■ THE TASK: Take the entries below and reproduce them word for word.

■ STORED ROWS:
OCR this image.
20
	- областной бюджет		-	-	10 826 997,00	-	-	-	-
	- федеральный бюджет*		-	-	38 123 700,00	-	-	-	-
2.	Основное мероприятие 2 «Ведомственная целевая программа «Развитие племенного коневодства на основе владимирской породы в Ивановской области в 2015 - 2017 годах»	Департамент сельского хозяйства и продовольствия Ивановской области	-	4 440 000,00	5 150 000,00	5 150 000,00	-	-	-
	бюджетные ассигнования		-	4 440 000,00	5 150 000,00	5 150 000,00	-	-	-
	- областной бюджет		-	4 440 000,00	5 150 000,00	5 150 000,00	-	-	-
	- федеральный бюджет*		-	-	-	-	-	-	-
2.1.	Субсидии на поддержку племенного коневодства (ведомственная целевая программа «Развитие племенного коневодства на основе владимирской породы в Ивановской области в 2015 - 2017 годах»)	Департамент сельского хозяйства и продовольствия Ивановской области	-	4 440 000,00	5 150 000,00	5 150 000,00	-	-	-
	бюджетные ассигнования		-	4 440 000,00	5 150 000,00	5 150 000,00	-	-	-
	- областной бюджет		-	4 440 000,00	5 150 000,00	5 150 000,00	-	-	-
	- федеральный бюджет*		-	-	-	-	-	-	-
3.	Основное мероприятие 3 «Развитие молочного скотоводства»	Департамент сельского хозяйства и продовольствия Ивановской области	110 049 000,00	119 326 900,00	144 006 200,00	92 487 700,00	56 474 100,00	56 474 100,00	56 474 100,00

■ FULL SOLUTION:
OCR this image.
20
	- областной бюджет		-	-	10 826 997,00	-	-	-	-
	- федеральный бюджет*		-	-	38 123 700,00	-	-	-	-
2.	Основное мероприятие 2 «Ведомственная целевая программа «Развитие племенного коневодства на основе владимирской породы в Ивановской области в 2015 - 2017 годах»	Департамент сельского хозяйства и продовольствия Ивановской области	-	4 440 000,00	5 150 000,00	5 150 000,00	-	-	-
	бюджетные ассигнования		-	4 440 000,00	5 150 000,00	5 150 000,00	-	-	-
	- областной бюджет		-	4 440 000,00	5 150 000,00	5 150 000,00	-	-	-
	- федеральный бюджет*		-	-	-	-	-	-	-
2.1.	Субсидии на поддержку племенного коневодства (ведомственная целевая программа «Развитие племенного коневодства на основе владимирской породы в Ивановской области в 2015 - 2017 годах»)	Департамент сельского хозяйства и продовольствия Ивановской области	-	4 440 000,00	5 150 000,00	5 150 000,00	-	-	-
	бюджетные ассигнования		-	4 440 000,00	5 150 000,00	5 150 000,00	-	-	-
	- областной бюджет		-	4 440 000,00	5 150 000,00	5 150 000,00	-	-	-
	- федеральный бюджет*		-	-	-	-	-	-	-
3.	Основное мероприятие 3 «Развитие молочного скотоводства»	Департамент сельского хозяйства и продовольствия Ивановской области	110 049 000,00	119 326 900,00	144 006 200,00	92 487 700,00	56 474 100,00	56 474 100,00	56 474 100,00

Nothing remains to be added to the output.